OBJECTIVE.
Rewrite each of the records below, replacing "table-row" with "data-row" wherever it occurs and keeping every other line unchanged.

DATASET ROWS.
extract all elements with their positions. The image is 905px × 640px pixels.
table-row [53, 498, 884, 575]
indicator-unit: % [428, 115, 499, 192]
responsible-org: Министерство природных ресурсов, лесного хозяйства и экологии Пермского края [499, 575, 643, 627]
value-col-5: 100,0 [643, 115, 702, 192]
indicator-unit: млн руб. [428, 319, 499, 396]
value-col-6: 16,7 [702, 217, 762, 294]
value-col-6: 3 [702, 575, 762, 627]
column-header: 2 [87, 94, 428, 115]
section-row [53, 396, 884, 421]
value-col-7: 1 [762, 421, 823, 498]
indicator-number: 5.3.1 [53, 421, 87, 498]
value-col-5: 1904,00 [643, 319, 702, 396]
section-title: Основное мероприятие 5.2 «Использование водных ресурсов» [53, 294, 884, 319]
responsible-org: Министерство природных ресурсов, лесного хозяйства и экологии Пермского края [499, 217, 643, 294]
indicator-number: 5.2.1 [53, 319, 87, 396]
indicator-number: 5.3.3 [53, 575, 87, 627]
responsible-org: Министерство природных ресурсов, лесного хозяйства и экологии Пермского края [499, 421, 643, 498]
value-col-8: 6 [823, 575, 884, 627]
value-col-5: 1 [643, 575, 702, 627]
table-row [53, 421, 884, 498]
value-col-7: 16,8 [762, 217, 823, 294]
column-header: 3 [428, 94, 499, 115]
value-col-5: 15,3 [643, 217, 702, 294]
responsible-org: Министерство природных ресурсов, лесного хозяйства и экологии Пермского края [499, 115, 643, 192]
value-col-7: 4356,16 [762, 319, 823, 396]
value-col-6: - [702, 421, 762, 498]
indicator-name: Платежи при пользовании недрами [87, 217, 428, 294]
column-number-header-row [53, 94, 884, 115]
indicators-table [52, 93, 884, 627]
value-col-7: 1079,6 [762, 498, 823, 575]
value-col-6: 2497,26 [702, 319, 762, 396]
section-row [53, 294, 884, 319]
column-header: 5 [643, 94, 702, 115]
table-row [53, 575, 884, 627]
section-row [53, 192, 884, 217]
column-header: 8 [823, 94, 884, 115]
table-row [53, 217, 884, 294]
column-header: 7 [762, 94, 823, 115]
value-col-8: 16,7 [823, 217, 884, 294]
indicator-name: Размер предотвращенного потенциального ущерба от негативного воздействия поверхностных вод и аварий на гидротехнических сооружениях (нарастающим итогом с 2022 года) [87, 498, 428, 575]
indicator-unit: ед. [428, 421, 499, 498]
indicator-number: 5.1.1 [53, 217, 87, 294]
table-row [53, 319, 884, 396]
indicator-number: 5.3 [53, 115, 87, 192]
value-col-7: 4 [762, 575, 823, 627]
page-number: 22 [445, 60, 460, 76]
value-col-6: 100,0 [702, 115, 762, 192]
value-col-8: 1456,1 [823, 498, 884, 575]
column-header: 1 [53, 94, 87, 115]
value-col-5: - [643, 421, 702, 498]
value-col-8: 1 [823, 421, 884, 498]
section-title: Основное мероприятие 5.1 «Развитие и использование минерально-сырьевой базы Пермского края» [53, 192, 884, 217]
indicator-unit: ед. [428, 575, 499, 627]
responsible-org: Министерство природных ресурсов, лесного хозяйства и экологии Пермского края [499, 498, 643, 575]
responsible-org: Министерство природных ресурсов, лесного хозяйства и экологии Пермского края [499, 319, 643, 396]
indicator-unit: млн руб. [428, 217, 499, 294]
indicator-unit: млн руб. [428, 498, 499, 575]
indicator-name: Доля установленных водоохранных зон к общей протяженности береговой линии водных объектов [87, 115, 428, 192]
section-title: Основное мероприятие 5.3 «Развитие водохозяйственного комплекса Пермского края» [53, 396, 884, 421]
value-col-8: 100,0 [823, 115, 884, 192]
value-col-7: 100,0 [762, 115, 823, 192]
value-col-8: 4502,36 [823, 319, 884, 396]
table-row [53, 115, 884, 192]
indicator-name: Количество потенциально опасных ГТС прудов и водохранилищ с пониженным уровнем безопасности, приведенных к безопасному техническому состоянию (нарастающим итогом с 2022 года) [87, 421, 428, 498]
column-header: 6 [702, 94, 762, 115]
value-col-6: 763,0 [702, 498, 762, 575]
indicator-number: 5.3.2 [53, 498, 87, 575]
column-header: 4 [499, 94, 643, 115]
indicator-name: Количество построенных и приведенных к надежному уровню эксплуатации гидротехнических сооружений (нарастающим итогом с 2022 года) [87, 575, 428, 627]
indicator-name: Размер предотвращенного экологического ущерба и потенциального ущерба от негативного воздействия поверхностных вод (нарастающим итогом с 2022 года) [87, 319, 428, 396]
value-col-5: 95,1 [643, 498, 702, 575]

RESPONSE TO THE EXERCISE.
extract all elements with their positions. The image is 905px × 640px pixels.
data-row [53, 498, 884, 575]
indicator-unit: % [428, 115, 499, 192]
responsible-org: Министерство природных ресурсов, лесного хозяйства и экологии Пермского края [499, 575, 643, 627]
value-col-5: 100,0 [643, 115, 702, 192]
indicator-unit: млн руб. [428, 319, 499, 396]
value-col-6: 16,7 [702, 217, 762, 294]
value-col-6: 3 [702, 575, 762, 627]
column-header: 2 [87, 94, 428, 115]
section-row [53, 396, 884, 421]
value-col-7: 1 [762, 421, 823, 498]
indicator-number: 5.3.1 [53, 421, 87, 498]
value-col-5: 1904,00 [643, 319, 702, 396]
section-title: Основное мероприятие 5.2 «Использование водных ресурсов» [53, 294, 884, 319]
responsible-org: Министерство природных ресурсов, лесного хозяйства и экологии Пермского края [499, 217, 643, 294]
indicator-number: 5.2.1 [53, 319, 87, 396]
indicator-number: 5.3.3 [53, 575, 87, 627]
responsible-org: Министерство природных ресурсов, лесного хозяйства и экологии Пермского края [499, 421, 643, 498]
value-col-8: 6 [823, 575, 884, 627]
value-col-5: 1 [643, 575, 702, 627]
data-row [53, 421, 884, 498]
value-col-7: 16,8 [762, 217, 823, 294]
column-header: 3 [428, 94, 499, 115]
value-col-5: 15,3 [643, 217, 702, 294]
responsible-org: Министерство природных ресурсов, лесного хозяйства и экологии Пермского края [499, 115, 643, 192]
value-col-7: 4356,16 [762, 319, 823, 396]
value-col-6: - [702, 421, 762, 498]
indicator-name: Платежи при пользовании недрами [87, 217, 428, 294]
column-number-header-row [53, 94, 884, 115]
indicators-table [52, 93, 884, 627]
value-col-7: 1079,6 [762, 498, 823, 575]
value-col-6: 2497,26 [702, 319, 762, 396]
section-row [53, 294, 884, 319]
column-header: 5 [643, 94, 702, 115]
data-row [53, 575, 884, 627]
section-row [53, 192, 884, 217]
column-header: 8 [823, 94, 884, 115]
data-row [53, 217, 884, 294]
column-header: 7 [762, 94, 823, 115]
value-col-8: 16,7 [823, 217, 884, 294]
indicator-name: Размер предотвращенного потенциального ущерба от негативного воздействия поверхностных вод и аварий на гидротехнических сооружениях (нарастающим итогом с 2022 года) [87, 498, 428, 575]
indicator-unit: ед. [428, 421, 499, 498]
indicator-number: 5.1.1 [53, 217, 87, 294]
data-row [53, 319, 884, 396]
indicator-number: 5.3 [53, 115, 87, 192]
value-col-7: 4 [762, 575, 823, 627]
page-number: 22 [445, 60, 460, 76]
value-col-6: 100,0 [702, 115, 762, 192]
value-col-8: 1456,1 [823, 498, 884, 575]
column-header: 1 [53, 94, 87, 115]
value-col-5: - [643, 421, 702, 498]
value-col-8: 1 [823, 421, 884, 498]
section-title: Основное мероприятие 5.1 «Развитие и использование минерально-сырьевой базы Пермского края» [53, 192, 884, 217]
indicator-unit: ед. [428, 575, 499, 627]
responsible-org: Министерство природных ресурсов, лесного хозяйства и экологии Пермского края [499, 498, 643, 575]
responsible-org: Министерство природных ресурсов, лесного хозяйства и экологии Пермского края [499, 319, 643, 396]
indicator-unit: млн руб. [428, 217, 499, 294]
indicator-unit: млн руб. [428, 498, 499, 575]
indicator-name: Доля установленных водоохранных зон к общей протяженности береговой линии водных объектов [87, 115, 428, 192]
section-title: Основное мероприятие 5.3 «Развитие водохозяйственного комплекса Пермского края» [53, 396, 884, 421]
value-col-8: 100,0 [823, 115, 884, 192]
value-col-7: 100,0 [762, 115, 823, 192]
value-col-8: 4502,36 [823, 319, 884, 396]
data-row [53, 115, 884, 192]
indicator-name: Количество потенциально опасных ГТС прудов и водохранилищ с пониженным уровнем безопасности, приведенных к безопасному техническому состоянию (нарастающим итогом с 2022 года) [87, 421, 428, 498]
column-header: 6 [702, 94, 762, 115]
value-col-6: 763,0 [702, 498, 762, 575]
indicator-number: 5.3.2 [53, 498, 87, 575]
column-header: 4 [499, 94, 643, 115]
indicator-name: Количество построенных и приведенных к надежному уровню эксплуатации гидротехнических сооружений (нарастающим итогом с 2022 года) [87, 575, 428, 627]
indicator-name: Размер предотвращенного экологического ущерба и потенциального ущерба от негативного воздействия поверхностных вод (нарастающим итогом с 2022 года) [87, 319, 428, 396]
value-col-5: 95,1 [643, 498, 702, 575]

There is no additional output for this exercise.